───── Data lines ─────

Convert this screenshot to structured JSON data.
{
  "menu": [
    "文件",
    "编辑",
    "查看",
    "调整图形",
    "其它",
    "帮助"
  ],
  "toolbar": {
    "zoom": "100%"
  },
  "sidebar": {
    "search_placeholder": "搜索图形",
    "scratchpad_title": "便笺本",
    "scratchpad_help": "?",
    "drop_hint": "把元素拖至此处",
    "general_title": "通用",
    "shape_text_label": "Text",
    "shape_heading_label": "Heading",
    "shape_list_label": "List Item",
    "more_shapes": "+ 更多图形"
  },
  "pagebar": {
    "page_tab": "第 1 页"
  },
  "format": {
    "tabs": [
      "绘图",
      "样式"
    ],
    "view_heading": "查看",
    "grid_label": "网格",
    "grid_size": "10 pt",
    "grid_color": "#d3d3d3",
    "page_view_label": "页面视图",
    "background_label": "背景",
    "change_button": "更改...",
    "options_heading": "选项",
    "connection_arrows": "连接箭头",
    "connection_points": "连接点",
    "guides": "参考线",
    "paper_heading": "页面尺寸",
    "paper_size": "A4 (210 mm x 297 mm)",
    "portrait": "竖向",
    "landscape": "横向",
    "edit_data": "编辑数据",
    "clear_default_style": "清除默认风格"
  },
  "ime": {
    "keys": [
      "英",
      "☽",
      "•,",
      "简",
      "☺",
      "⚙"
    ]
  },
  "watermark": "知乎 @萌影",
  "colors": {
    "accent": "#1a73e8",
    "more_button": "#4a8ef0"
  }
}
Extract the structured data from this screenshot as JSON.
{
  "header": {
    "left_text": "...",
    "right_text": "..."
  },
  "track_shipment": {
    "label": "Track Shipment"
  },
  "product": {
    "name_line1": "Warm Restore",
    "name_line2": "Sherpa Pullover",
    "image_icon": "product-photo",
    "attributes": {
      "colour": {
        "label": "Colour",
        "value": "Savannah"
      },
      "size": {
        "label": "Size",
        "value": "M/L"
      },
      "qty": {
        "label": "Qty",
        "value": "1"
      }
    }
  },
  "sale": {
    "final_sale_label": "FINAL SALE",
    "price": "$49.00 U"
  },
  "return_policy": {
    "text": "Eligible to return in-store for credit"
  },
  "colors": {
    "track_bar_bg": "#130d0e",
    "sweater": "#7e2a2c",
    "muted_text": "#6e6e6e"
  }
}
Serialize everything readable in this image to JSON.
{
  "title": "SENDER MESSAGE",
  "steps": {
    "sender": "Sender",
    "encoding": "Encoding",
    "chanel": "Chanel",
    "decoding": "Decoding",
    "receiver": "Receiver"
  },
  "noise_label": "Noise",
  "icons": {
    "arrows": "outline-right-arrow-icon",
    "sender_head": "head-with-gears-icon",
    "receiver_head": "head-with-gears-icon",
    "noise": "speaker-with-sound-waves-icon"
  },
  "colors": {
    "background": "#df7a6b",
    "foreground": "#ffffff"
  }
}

─────

Work to complete
Extract all of the data exactly as written.

Written solution
Convert this screenshot to structured JSON data.
{
  "menu": [
    "文件",
    "编辑",
    "查看",
    "调整图形",
    "其它",
    "帮助"
  ],
  "toolbar": {
    "zoom": "100%"
  },
  "sidebar": {
    "search_placeholder": "搜索图形",
    "scratchpad_title": "便笺本",
    "scratchpad_help": "?",
    "drop_hint": "把元素拖至此处",
    "general_title": "通用",
    "shape_text_label": "Text",
    "shape_heading_label": "Heading",
    "shape_list_label": "List Item",
    "more_shapes": "+ 更多图形"
  },
  "pagebar": {
    "page_tab": "第 1 页"
  },
  "format": {
    "tabs": [
      "绘图",
      "样式"
    ],
    "view_heading": "查看",
    "grid_label": "网格",
    "grid_size": "10 pt",
    "grid_color": "#d3d3d3",
    "page_view_label": "页面视图",
    "background_label": "背景",
    "change_button": "更改...",
    "options_heading": "选项",
    "connection_arrows": "连接箭头",
    "connection_points": "连接点",
    "guides": "参考线",
    "paper_heading": "页面尺寸",
    "paper_size": "A4 (210 mm x 297 mm)",
    "portrait": "竖向",
    "landscape": "横向",
    "edit_data": "编辑数据",
    "clear_default_style": "清除默认风格"
  },
  "ime": {
    "keys": [
      "英",
      "☽",
      "•,",
      "简",
      "☺",
      "⚙"
    ]
  },
  "watermark": "知乎 @萌影",
  "colors": {
    "accent": "#1a73e8",
    "more_button": "#4a8ef0"
  }
}
Extract the structured data from this screenshot as JSON.
{
  "header": {
    "left_text": "...",
    "right_text": "..."
  },
  "track_shipment": {
    "label": "Track Shipment"
  },
  "product": {
    "name_line1": "Warm Restore",
    "name_line2": "Sherpa Pullover",
    "image_icon": "product-photo",
    "attributes": {
      "colour": {
        "label": "Colour",
        "value": "Savannah"
      },
      "size": {
        "label": "Size",
        "value": "M/L"
      },
      "qty": {
        "label": "Qty",
        "value": "1"
      }
    }
  },
  "sale": {
    "final_sale_label": "FINAL SALE",
    "price": "$49.00 U"
  },
  "return_policy": {
    "text": "Eligible to return in-store for credit"
  },
  "colors": {
    "track_bar_bg": "#130d0e",
    "sweater": "#7e2a2c",
    "muted_text": "#6e6e6e"
  }
}
Serialize everything readable in this image to JSON.
{
  "title": "SENDER MESSAGE",
  "steps": {
    "sender": "Sender",
    "encoding": "Encoding",
    "chanel": "Chanel",
    "decoding": "Decoding",
    "receiver": "Receiver"
  },
  "noise_label": "Noise",
  "icons": {
    "arrows": "outline-right-arrow-icon",
    "sender_head": "head-with-gears-icon",
    "receiver_head": "head-with-gears-icon",
    "noise": "speaker-with-sound-waves-icon"
  },
  "colors": {
    "background": "#df7a6b",
    "foreground": "#ffffff"
  }
}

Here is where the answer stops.